▶ **Your goal**: Go through the material and tally the lines containing the string "title". Give the total alone.

▶ **Data tied to figure images**:

-- start --

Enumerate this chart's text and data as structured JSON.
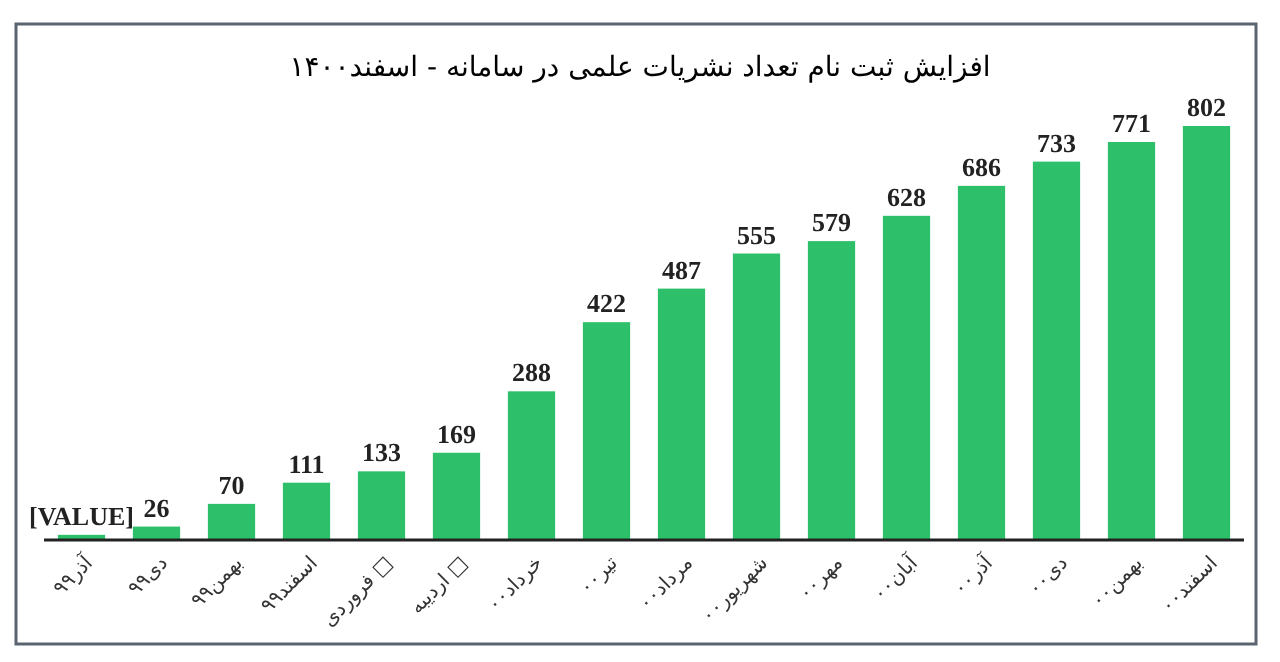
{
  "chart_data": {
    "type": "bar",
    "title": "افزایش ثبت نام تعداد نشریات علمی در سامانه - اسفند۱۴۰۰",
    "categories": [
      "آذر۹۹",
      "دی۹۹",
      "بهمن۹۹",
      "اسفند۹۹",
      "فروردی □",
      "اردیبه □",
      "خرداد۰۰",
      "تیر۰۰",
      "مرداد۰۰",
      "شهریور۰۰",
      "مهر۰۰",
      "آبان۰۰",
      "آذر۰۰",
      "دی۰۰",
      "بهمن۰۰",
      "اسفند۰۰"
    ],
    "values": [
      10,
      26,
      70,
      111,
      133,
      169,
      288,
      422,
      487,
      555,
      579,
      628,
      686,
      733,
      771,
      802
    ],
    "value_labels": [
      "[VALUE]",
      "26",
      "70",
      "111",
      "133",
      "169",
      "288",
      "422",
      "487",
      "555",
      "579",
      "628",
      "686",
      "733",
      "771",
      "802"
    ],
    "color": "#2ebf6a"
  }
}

-- end --
-- start --

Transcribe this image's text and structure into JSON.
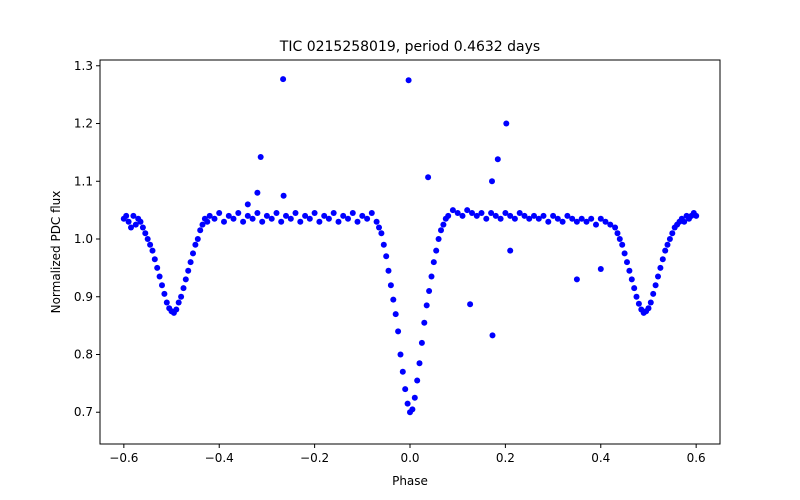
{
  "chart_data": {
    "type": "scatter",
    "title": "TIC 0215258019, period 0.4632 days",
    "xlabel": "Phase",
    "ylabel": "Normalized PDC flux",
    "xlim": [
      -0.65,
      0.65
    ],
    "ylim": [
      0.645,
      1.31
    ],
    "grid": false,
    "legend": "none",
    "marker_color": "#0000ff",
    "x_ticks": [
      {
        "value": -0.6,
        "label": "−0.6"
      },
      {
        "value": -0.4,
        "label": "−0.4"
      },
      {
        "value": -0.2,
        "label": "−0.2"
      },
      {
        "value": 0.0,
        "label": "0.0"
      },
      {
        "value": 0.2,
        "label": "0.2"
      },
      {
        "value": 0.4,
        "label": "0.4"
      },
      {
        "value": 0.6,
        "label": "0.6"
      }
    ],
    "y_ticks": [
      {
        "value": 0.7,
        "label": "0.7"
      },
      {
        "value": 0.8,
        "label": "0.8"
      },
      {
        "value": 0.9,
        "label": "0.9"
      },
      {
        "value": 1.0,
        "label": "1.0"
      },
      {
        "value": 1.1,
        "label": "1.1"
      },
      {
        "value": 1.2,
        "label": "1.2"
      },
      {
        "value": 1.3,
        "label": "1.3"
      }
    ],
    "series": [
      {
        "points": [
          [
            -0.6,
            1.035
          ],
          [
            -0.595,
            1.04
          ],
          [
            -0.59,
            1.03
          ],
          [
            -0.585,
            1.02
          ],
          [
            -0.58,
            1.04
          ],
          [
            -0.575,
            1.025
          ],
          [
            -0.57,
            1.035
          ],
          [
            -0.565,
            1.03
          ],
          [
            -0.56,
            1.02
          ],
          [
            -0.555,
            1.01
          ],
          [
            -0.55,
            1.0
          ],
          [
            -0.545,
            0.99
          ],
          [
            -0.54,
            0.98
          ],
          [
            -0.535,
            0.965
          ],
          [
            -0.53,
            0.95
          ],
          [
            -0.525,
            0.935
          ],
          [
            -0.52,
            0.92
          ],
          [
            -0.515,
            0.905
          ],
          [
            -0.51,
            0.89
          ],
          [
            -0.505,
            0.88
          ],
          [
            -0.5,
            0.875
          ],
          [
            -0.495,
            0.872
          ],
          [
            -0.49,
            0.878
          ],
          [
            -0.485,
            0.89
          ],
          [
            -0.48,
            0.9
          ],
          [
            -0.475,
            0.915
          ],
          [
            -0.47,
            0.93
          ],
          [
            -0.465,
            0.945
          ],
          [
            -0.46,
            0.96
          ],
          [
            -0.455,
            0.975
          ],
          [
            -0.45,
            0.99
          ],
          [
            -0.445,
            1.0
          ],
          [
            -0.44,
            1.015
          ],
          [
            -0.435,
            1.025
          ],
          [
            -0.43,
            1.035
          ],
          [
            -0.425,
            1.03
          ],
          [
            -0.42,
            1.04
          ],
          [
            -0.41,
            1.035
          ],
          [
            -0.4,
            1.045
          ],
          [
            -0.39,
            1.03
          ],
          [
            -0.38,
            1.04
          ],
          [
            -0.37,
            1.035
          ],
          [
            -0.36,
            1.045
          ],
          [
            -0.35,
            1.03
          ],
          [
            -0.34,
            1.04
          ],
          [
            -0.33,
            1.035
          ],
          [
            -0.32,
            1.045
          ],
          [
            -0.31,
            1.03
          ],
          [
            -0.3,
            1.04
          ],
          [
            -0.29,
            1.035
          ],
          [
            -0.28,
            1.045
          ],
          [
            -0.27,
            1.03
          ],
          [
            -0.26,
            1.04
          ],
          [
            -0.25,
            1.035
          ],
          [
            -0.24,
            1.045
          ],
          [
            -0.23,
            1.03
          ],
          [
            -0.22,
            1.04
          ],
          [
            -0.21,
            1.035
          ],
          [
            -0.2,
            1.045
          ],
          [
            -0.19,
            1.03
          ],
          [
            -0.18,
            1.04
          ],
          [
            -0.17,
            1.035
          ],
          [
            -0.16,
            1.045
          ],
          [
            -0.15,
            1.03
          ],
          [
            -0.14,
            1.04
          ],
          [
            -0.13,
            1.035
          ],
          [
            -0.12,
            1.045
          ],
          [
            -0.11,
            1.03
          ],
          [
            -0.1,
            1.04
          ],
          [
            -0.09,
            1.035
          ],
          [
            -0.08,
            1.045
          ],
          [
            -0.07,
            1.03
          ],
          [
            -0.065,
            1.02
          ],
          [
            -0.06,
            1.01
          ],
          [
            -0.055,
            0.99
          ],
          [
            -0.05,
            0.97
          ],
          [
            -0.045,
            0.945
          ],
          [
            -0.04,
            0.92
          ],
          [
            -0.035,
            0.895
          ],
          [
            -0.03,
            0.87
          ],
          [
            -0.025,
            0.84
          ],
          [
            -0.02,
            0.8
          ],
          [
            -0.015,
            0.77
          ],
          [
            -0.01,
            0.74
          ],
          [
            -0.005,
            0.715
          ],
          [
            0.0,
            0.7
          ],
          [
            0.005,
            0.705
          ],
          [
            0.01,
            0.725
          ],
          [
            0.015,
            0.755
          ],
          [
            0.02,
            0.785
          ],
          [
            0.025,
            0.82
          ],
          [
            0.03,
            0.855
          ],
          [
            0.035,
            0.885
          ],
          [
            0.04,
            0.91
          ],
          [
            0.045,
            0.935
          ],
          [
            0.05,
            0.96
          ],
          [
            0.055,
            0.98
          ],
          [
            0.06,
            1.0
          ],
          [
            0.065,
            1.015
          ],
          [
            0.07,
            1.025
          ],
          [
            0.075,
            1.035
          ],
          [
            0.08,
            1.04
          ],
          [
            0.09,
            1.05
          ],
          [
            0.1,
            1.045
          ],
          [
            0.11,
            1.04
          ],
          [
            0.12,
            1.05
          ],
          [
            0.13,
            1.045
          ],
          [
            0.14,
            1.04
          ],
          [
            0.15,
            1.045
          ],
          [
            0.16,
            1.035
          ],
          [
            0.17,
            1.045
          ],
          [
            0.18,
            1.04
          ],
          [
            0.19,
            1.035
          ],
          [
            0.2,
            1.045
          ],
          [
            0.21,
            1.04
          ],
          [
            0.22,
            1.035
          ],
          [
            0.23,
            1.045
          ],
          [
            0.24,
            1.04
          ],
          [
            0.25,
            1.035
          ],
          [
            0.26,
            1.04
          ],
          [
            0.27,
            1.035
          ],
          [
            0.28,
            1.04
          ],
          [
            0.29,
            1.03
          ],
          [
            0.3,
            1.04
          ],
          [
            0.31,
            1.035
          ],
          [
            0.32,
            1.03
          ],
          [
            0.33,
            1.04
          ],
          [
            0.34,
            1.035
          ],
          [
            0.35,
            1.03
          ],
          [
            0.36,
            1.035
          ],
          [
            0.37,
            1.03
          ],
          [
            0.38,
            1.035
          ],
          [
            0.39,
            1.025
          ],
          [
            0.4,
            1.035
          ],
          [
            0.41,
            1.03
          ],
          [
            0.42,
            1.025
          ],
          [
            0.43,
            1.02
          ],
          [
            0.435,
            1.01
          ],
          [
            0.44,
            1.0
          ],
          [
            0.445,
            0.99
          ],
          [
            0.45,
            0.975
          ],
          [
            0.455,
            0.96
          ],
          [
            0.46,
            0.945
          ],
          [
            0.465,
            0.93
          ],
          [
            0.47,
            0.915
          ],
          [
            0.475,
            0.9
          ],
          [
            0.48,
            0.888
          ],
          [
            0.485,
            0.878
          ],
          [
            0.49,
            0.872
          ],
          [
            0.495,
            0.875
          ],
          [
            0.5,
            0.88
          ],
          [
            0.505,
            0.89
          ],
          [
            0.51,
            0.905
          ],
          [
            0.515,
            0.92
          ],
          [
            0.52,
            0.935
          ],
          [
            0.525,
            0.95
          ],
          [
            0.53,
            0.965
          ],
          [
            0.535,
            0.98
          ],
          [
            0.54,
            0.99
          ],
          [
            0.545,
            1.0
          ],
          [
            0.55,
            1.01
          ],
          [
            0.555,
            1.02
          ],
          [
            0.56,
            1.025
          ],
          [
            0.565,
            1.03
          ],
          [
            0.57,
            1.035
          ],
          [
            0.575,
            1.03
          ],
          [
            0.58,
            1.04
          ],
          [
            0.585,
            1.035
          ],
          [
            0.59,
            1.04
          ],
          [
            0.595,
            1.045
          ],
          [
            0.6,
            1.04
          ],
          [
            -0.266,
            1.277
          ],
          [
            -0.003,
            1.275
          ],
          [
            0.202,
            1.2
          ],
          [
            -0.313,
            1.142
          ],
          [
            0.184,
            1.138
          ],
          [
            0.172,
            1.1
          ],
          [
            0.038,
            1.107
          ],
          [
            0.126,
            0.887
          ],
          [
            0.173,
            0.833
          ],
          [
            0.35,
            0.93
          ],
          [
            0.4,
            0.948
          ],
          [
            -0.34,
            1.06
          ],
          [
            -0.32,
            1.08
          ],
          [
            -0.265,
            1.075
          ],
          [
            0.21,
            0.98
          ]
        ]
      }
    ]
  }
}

-- end --

▶ **Complete response**: 2